─── EXERCISE MATERIALS ───

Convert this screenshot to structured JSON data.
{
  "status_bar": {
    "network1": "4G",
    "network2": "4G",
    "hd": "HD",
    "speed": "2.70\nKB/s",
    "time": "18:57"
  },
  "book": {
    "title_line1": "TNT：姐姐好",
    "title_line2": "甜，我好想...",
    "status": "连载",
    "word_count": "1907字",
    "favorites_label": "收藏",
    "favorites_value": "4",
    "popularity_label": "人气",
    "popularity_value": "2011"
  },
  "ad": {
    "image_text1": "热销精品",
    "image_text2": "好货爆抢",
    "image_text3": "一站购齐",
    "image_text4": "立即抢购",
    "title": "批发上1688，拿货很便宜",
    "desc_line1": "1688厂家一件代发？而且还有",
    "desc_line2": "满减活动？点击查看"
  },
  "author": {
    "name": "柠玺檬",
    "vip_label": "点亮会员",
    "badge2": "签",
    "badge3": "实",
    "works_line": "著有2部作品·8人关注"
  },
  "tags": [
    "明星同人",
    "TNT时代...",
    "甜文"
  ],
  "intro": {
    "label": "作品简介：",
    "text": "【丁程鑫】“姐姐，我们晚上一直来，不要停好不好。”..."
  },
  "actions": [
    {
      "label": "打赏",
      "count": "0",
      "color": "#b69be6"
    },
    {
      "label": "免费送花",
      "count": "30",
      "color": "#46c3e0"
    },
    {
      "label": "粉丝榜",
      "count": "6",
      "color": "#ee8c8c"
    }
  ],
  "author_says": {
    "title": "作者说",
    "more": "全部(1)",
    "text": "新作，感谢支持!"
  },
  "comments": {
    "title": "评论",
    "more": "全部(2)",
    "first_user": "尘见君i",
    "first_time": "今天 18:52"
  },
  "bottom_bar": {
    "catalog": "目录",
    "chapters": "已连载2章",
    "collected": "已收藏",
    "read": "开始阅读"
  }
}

───

▸ **TASK STATEMENT**
Looking at the entries above, say how many lines contain the word "color". Only the number is wanted.

▸ **IN RESPONSE**
3